# Do this
Find how many lines contain the word "Clauses" and state that number alone.

_ _ _

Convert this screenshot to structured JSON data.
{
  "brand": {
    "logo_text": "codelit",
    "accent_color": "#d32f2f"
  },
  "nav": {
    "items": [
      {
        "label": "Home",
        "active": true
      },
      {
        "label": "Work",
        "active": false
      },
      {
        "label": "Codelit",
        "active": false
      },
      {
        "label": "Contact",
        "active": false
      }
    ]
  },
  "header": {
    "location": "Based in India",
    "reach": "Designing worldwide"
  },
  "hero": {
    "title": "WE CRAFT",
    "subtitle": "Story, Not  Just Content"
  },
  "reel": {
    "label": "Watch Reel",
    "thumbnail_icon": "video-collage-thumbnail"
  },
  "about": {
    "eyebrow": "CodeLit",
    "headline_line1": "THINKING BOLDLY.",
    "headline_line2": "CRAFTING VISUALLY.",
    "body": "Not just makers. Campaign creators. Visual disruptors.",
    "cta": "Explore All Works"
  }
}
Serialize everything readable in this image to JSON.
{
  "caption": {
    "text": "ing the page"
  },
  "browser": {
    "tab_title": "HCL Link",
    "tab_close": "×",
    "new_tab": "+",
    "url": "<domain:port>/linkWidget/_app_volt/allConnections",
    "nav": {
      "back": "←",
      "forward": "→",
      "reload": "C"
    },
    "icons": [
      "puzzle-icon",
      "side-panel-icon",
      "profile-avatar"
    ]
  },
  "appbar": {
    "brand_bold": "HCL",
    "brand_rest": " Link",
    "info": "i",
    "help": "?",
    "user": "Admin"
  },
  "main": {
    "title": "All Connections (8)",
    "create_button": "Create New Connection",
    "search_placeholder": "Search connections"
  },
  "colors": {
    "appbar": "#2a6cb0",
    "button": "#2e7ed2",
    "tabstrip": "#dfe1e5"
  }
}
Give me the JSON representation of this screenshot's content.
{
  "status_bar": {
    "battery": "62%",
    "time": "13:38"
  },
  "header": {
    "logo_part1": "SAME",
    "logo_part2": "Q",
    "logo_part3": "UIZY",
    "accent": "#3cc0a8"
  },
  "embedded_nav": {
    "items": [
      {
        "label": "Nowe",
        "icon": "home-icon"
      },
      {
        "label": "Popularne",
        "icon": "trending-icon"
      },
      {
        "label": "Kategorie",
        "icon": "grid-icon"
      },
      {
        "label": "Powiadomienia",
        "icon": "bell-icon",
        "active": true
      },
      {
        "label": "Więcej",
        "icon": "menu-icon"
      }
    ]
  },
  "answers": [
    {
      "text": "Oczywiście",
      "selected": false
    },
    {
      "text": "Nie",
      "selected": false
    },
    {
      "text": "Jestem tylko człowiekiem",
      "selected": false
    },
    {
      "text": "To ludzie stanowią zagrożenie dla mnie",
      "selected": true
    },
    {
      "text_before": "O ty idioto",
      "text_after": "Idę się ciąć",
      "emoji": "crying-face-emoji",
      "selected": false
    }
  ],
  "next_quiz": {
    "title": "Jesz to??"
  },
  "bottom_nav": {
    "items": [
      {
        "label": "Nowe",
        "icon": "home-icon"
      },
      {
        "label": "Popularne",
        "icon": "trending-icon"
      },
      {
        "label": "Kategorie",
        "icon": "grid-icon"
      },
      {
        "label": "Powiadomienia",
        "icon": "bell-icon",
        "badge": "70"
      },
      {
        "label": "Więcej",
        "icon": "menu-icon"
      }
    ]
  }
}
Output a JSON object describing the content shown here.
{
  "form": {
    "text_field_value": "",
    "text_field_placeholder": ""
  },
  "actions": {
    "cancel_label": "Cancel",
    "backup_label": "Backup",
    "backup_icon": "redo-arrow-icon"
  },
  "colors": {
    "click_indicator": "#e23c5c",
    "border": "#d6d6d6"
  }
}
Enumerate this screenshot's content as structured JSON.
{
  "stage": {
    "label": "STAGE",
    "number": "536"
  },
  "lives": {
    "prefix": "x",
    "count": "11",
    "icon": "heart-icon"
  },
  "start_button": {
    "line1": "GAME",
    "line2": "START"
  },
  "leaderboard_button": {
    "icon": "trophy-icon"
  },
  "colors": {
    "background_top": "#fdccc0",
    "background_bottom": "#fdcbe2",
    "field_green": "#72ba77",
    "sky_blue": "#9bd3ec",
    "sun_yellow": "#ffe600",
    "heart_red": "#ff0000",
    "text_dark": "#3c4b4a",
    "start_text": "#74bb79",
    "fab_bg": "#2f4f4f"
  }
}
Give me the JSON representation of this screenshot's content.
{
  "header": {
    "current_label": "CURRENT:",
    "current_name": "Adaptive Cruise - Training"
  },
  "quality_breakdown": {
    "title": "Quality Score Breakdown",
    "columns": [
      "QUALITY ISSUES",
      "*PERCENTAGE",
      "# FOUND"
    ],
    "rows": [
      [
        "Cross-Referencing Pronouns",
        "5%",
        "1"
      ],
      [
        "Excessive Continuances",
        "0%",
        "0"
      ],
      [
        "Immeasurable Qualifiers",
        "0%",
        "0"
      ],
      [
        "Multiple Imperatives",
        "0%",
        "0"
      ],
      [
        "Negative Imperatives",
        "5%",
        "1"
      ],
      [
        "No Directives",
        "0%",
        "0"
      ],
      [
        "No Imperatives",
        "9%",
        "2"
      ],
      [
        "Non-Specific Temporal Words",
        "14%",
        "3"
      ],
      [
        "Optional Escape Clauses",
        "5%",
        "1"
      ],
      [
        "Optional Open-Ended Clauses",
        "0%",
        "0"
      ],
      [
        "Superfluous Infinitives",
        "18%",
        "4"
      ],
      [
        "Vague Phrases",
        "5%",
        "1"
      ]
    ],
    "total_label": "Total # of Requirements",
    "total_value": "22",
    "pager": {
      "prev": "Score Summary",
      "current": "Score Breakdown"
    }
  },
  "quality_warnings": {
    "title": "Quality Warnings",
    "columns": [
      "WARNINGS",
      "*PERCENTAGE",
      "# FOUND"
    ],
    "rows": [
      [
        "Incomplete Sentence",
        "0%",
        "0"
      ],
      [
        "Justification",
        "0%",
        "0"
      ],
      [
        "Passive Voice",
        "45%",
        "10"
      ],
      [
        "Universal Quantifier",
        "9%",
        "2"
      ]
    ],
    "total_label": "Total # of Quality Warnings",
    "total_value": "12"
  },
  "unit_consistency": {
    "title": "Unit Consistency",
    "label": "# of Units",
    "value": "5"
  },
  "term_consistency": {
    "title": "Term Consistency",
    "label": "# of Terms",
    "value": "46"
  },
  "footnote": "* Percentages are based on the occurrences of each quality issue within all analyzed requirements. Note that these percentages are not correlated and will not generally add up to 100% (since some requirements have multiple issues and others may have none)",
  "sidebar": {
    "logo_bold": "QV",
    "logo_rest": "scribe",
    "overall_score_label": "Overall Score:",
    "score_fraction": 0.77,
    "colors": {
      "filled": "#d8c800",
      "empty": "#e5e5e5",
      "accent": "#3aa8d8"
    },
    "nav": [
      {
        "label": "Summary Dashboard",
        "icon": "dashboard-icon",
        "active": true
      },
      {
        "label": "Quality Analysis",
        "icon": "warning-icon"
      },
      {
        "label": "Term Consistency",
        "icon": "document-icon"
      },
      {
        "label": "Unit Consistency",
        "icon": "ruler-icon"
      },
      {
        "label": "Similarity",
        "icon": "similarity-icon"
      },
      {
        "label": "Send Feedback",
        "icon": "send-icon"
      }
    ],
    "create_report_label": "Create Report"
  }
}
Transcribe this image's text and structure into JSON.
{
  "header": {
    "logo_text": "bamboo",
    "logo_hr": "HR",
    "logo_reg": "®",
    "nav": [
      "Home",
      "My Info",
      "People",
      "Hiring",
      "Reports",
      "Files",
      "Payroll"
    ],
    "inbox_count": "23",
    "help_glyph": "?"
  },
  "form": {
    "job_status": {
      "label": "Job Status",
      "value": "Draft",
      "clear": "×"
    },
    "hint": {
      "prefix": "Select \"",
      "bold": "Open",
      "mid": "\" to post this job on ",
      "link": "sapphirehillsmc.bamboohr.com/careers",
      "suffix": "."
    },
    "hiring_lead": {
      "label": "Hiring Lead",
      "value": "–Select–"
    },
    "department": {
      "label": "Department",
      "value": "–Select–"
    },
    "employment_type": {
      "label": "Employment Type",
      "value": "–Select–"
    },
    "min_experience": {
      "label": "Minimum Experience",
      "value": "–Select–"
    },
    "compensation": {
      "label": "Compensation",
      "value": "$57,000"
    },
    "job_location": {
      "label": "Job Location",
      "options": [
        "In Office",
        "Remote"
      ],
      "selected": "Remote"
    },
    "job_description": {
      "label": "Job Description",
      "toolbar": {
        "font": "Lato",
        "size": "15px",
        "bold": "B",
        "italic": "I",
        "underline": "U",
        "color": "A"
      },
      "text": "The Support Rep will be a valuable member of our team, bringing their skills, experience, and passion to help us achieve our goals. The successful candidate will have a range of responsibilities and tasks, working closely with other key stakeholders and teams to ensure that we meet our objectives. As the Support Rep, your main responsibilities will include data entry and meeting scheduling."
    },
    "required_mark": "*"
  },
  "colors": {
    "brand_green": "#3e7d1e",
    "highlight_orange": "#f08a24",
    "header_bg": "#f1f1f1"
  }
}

_ _ _

# Task result
2